DIRECTIVE:
Copy all the entries word for word, but omit the pictures.
[Start]
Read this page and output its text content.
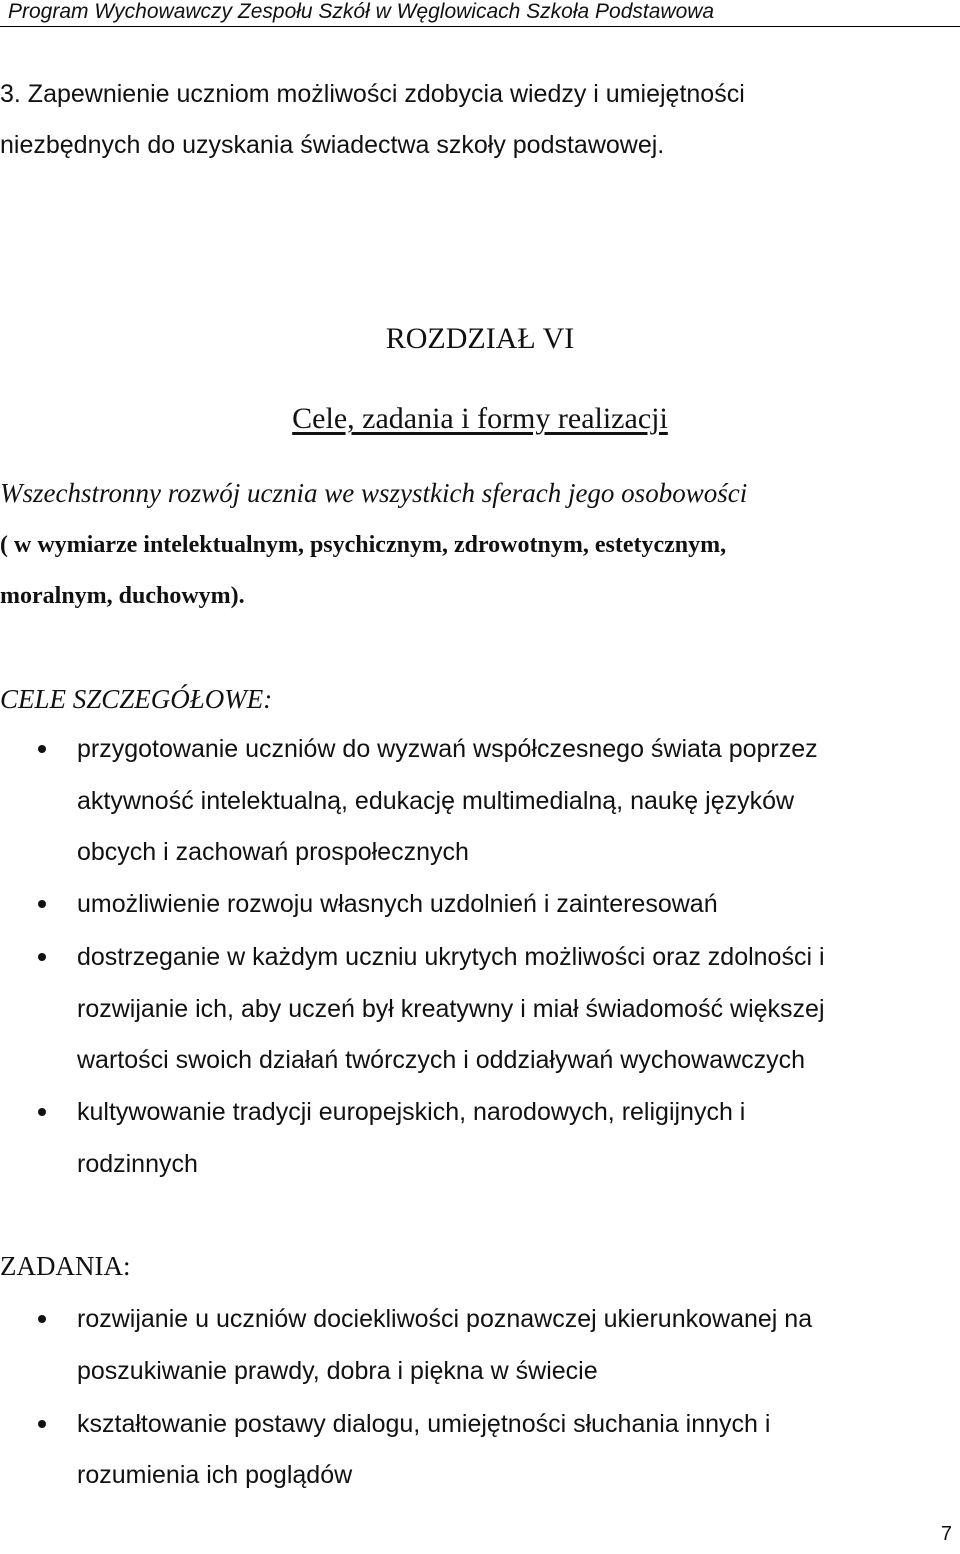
Program Wychowawczy Zespołu Szkół w Węglowicach Szkoła Podstawowa
3. Zapewnienie uczniom możliwości zdobycia wiedzy i umiejętności
niezbędnych do uzyskania świadectwa szkoły podstawowej.
ROZDZIAŁ VI
Cele, zadania i formy realizacji
Wszechstronny rozwój ucznia we wszystkich sferach jego osobowości
( w wymiarze intelektualnym, psychicznym, zdrowotnym, estetycznym,
moralnym, duchowym).
CELE SZCZEGÓŁOWE:
przygotowanie uczniów do wyzwań współczesnego świata poprzez
aktywność intelektualną, edukację multimedialną, naukę języków
obcych i zachowań prospołecznych
umożliwienie rozwoju własnych uzdolnień i zainteresowań
dostrzeganie w każdym uczniu ukrytych możliwości oraz zdolności i
rozwijanie ich, aby uczeń był kreatywny i miał świadomość większej
wartości swoich działań twórczych i oddziaływań wychowawczych
kultywowanie tradycji europejskich, narodowych, religijnych i
rodzinnych
ZADANIA:
rozwijanie u uczniów dociekliwości poznawczej ukierunkowanej na
poszukiwanie prawdy, dobra i piękna w świecie
kształtowanie postawy dialogu, umiejętności słuchania innych i
rozumienia ich poglądów
7
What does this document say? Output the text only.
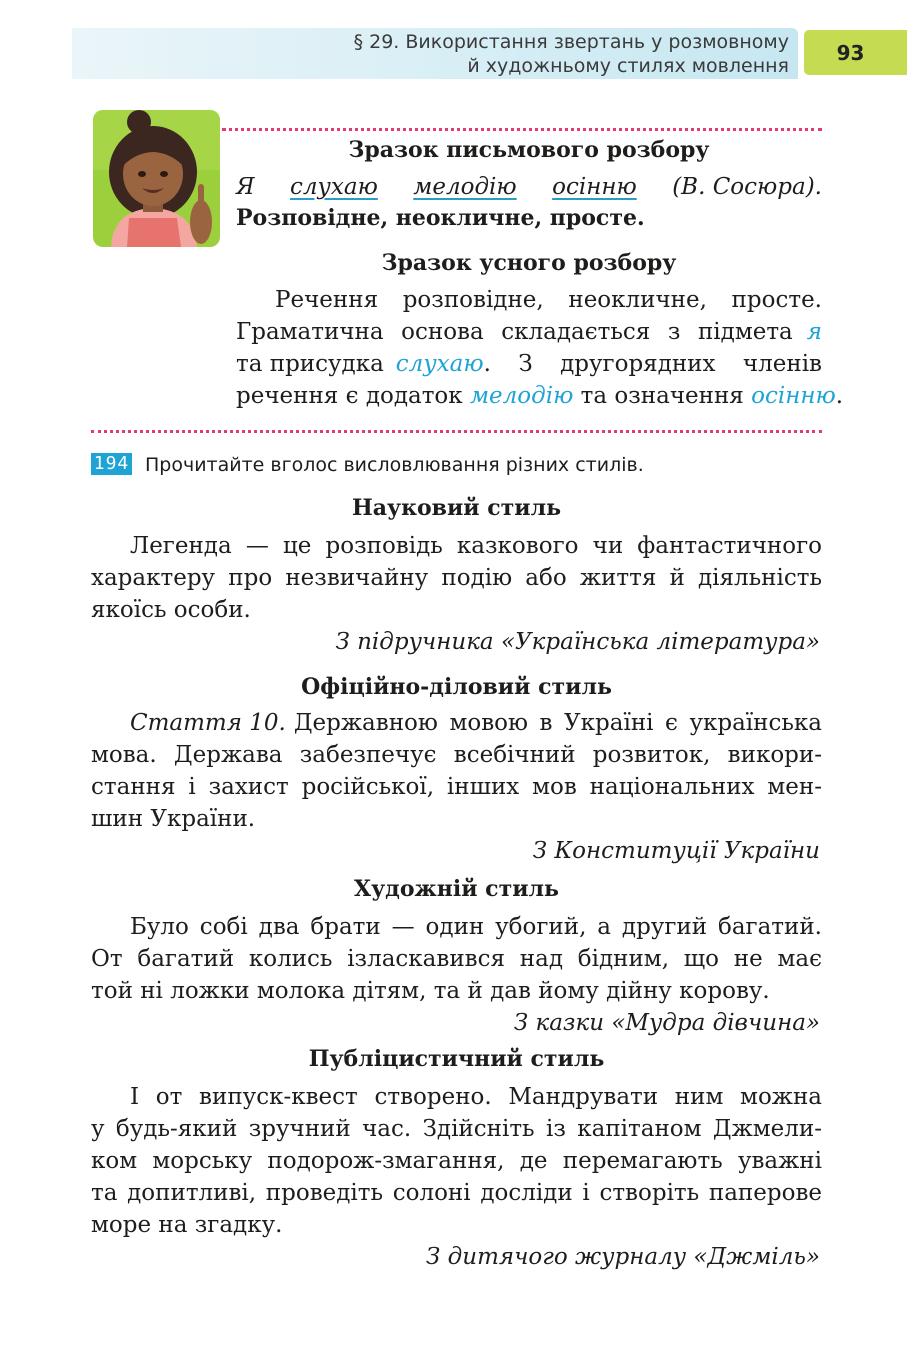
§ 29. Використання звертань у розмовному
й художньому стилях мовлення
93
Зразок письмового розбору
Я слухаю мелодію осінню (В. Сосюра).
Розповідне, неокличне, просте.
Зразок усного розбору
Речення розповідне, неокличне, просте.
Граматична основа складається з підмета я
та присудка слухаю . З другорядних членів
речення є додаток мелодію та означення осінню.
194 Прочитайте вголос висловлювання різних стилів.
Науковий стиль
Легенда — це розповідь казкового чи фантастичного
характеру про незвичайну подію або життя й діяльність
якоїсь особи.
З підручника «Українська література»
Офіційно-діловий стиль
Стаття 10. Державною мовою в Україні є українська
мова. Держава забезпечує всебічний розвиток, викори-
стання і захист російської, інших мов національних мен-
шин України.
З Конституції України
Художній стиль
Було собі два брати — один убогий, а другий багатий.
От багатий колись ізласкавився над бідним, що не має
той ні ложки молока дітям, та й дав йому дійну корову.
З казки «Мудра дівчина»
Публіцистичний стиль
І от випуск-квест створено. Мандрувати ним можна
у будь-який зручний час. Здійсніть із капітаном Джмели-
ком морську подорож-змагання, де перемагають уважні
та допитливі, проведіть солоні досліди і створіть паперове
море на згадку.
З дитячого журналу «Джміль»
[End]
FINISHED TASK:
Read this page and output its text content.
Program Wychowawczy Zespołu Szkół w Węglowicach Szkoła Podstawowa
3. Zapewnienie uczniom możliwości zdobycia wiedzy i umiejętności
niezbędnych do uzyskania świadectwa szkoły podstawowej.
ROZDZIAŁ VI
Cele, zadania i formy realizacji
Wszechstronny rozwój ucznia we wszystkich sferach jego osobowości
( w wymiarze intelektualnym, psychicznym, zdrowotnym, estetycznym,
moralnym, duchowym).
CELE SZCZEGÓŁOWE:
przygotowanie uczniów do wyzwań współczesnego świata poprzez
aktywność intelektualną, edukację multimedialną, naukę języków
obcych i zachowań prospołecznych
umożliwienie rozwoju własnych uzdolnień i zainteresowań
dostrzeganie w każdym uczniu ukrytych możliwości oraz zdolności i
rozwijanie ich, aby uczeń był kreatywny i miał świadomość większej
wartości swoich działań twórczych i oddziaływań wychowawczych
kultywowanie tradycji europejskich, narodowych, religijnych i
rodzinnych
ZADANIA:
rozwijanie u uczniów dociekliwości poznawczej ukierunkowanej na
poszukiwanie prawdy, dobra i piękna w świecie
kształtowanie postawy dialogu, umiejętności słuchania innych i
rozumienia ich poglądów
7
What does this document say? Output the text only.
§ 29. Використання звертань у розмовному
й художньому стилях мовлення
93
Зразок письмового розбору
Я слухаю мелодію осінню (В. Сосюра).
Розповідне, неокличне, просте.
Зразок усного розбору
Речення розповідне, неокличне, просте.
Граматична основа складається з підмета я
та присудка слухаю . З другорядних членів
речення є додаток мелодію та означення осінню.
194 Прочитайте вголос висловлювання різних стилів.
Науковий стиль
Легенда — це розповідь казкового чи фантастичного
характеру про незвичайну подію або життя й діяльність
якоїсь особи.
З підручника «Українська література»
Офіційно-діловий стиль
Стаття 10. Державною мовою в Україні є українська
мова. Держава забезпечує всебічний розвиток, викори-
стання і захист російської, інших мов національних мен-
шин України.
З Конституції України
Художній стиль
Було собі два брати — один убогий, а другий багатий.
От багатий колись ізласкавився над бідним, що не має
той ні ложки молока дітям, та й дав йому дійну корову.
З казки «Мудра дівчина»
Публіцистичний стиль
І от випуск-квест створено. Мандрувати ним можна
у будь-який зручний час. Здійсніть із капітаном Джмели-
ком морську подорож-змагання, де перемагають уважні
та допитливі, проведіть солоні досліди і створіть паперове
море на згадку.
З дитячого журналу «Джміль»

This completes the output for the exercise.